>> BEGIN
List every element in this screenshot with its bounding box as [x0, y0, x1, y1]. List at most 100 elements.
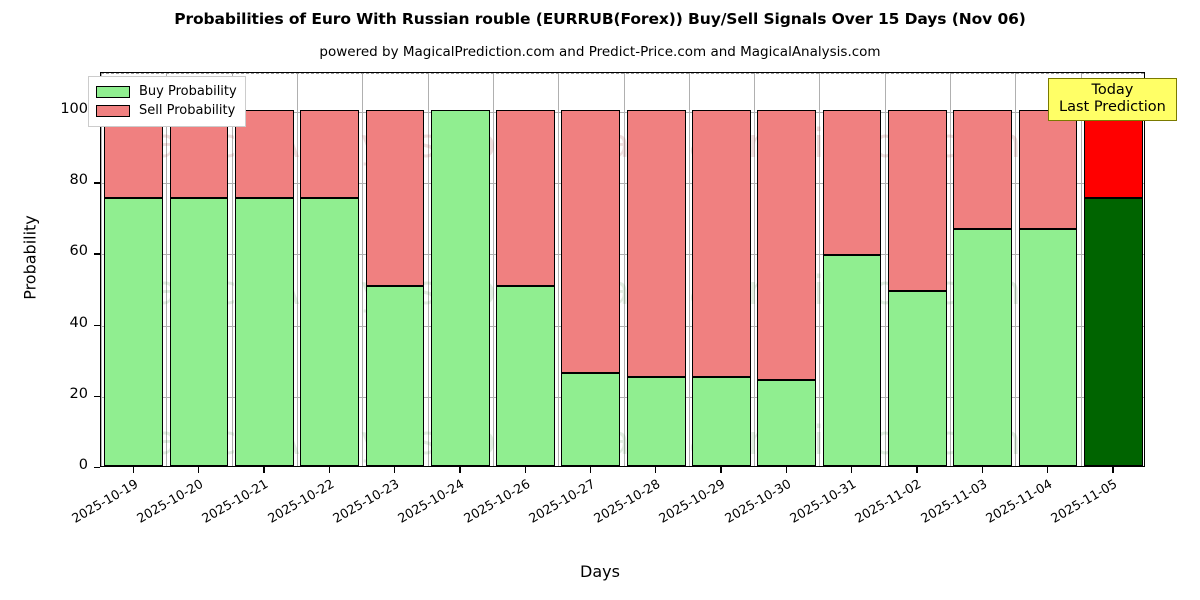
>> END
>> BEGIN
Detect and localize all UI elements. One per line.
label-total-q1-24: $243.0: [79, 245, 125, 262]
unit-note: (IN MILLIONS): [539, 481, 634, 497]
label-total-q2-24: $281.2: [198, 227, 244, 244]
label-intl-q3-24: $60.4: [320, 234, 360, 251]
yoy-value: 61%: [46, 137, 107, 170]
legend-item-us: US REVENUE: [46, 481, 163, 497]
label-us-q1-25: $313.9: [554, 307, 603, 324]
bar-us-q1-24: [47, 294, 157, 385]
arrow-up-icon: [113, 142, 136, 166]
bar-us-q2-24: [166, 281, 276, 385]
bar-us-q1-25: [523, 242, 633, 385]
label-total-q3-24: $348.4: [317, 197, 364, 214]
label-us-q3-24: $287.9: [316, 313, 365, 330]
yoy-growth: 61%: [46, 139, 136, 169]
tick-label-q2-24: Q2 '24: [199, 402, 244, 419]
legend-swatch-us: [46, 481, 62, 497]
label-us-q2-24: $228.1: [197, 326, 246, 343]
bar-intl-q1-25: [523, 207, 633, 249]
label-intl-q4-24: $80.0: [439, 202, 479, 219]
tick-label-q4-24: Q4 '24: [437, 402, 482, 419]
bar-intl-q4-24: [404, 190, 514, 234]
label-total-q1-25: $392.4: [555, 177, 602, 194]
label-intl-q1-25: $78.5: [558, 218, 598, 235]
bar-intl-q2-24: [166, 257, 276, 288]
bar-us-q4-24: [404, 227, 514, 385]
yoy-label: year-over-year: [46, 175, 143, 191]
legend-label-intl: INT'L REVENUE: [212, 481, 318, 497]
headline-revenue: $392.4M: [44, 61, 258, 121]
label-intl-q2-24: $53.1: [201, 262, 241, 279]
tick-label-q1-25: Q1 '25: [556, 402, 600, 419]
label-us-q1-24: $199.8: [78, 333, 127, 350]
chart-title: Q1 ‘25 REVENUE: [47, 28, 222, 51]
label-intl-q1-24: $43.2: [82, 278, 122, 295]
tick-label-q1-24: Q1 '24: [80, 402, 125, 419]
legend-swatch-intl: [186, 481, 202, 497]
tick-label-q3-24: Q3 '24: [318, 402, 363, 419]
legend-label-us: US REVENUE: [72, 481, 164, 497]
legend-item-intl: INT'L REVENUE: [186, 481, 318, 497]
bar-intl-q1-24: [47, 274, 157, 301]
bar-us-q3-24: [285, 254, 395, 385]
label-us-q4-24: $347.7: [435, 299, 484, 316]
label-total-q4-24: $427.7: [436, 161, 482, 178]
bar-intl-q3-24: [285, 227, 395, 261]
>> END
Written problem
Copy out, line for line, the rows from the one containing "Detect and localize" through the one containing "tick-label-q2-24: Q2 '24: [199, 402, 244, 419]", including both of those rows.

Task answer
Detect and localize all UI elements. One per line.
label-total-q1-24: $243.0: [79, 245, 125, 262]
unit-note: (IN MILLIONS): [539, 481, 634, 497]
label-total-q2-24: $281.2: [198, 227, 244, 244]
label-intl-q3-24: $60.4: [320, 234, 360, 251]
yoy-value: 61%: [46, 137, 107, 170]
legend-item-us: US REVENUE: [46, 481, 163, 497]
label-us-q1-25: $313.9: [554, 307, 603, 324]
bar-us-q1-24: [47, 294, 157, 385]
arrow-up-icon: [113, 142, 136, 166]
bar-us-q2-24: [166, 281, 276, 385]
bar-us-q1-25: [523, 242, 633, 385]
label-total-q3-24: $348.4: [317, 197, 364, 214]
label-us-q3-24: $287.9: [316, 313, 365, 330]
yoy-growth: 61%: [46, 139, 136, 169]
tick-label-q2-24: Q2 '24: [199, 402, 244, 419]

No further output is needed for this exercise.